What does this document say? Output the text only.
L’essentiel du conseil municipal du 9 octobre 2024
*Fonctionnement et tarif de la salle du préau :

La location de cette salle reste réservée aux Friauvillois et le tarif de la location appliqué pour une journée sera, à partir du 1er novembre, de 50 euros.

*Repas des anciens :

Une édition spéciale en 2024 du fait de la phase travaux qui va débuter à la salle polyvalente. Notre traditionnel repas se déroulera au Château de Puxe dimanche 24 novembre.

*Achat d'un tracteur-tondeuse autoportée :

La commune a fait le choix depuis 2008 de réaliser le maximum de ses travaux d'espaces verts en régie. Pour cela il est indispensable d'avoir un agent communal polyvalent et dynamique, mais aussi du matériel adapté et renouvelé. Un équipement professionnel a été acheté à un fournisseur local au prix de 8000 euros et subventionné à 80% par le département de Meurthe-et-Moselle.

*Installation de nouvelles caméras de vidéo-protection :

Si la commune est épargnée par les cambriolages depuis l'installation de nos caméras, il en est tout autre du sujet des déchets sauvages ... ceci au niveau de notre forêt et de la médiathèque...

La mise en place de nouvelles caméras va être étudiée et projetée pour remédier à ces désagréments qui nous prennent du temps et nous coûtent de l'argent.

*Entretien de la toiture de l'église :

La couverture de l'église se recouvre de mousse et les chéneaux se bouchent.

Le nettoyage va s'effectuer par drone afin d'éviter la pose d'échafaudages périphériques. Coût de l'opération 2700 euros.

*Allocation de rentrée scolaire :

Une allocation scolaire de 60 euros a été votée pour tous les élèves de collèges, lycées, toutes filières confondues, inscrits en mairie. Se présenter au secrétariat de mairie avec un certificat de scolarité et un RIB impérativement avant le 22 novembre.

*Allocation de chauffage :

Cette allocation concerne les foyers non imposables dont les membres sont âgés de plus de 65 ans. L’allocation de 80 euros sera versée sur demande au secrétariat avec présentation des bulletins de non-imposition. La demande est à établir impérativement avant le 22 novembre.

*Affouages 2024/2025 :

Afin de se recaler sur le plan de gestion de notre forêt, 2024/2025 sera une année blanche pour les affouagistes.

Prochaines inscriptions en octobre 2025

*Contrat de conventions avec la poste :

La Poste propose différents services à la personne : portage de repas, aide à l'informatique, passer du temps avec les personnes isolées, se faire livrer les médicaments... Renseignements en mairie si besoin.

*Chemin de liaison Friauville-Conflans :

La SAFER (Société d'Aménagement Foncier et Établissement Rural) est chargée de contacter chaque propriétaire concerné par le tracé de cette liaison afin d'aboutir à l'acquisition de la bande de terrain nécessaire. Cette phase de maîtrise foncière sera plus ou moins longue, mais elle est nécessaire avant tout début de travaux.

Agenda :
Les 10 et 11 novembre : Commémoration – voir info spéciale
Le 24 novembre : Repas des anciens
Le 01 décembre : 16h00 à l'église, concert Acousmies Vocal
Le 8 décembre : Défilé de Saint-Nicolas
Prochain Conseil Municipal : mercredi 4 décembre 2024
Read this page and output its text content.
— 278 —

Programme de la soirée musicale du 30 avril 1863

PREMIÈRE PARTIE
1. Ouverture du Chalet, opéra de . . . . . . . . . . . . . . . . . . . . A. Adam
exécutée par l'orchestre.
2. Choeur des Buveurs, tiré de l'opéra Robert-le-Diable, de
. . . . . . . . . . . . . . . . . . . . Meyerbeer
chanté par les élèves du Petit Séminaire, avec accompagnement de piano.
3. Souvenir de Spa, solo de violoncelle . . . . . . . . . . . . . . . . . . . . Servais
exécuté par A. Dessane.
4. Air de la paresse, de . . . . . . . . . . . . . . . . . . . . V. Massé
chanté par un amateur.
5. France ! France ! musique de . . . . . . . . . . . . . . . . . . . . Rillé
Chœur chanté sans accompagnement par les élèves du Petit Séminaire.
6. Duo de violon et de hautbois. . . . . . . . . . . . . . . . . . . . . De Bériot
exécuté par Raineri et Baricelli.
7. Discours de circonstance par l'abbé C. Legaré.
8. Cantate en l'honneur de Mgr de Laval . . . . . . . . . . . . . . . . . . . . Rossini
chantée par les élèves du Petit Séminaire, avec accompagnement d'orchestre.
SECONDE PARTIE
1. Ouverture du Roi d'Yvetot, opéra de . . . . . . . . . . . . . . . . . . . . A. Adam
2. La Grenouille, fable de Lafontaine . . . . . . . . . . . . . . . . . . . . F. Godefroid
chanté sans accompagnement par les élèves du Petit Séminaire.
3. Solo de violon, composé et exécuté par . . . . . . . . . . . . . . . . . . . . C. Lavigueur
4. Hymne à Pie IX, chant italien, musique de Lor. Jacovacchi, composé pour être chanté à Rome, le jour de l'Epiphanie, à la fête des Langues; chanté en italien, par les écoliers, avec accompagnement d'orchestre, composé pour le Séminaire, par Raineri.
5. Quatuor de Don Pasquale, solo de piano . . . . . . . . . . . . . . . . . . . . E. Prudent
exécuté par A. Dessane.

========================================

> _Exercise brief_
Give only the number of lines in the records that include the word "Raineri".

> _Expected answer_
2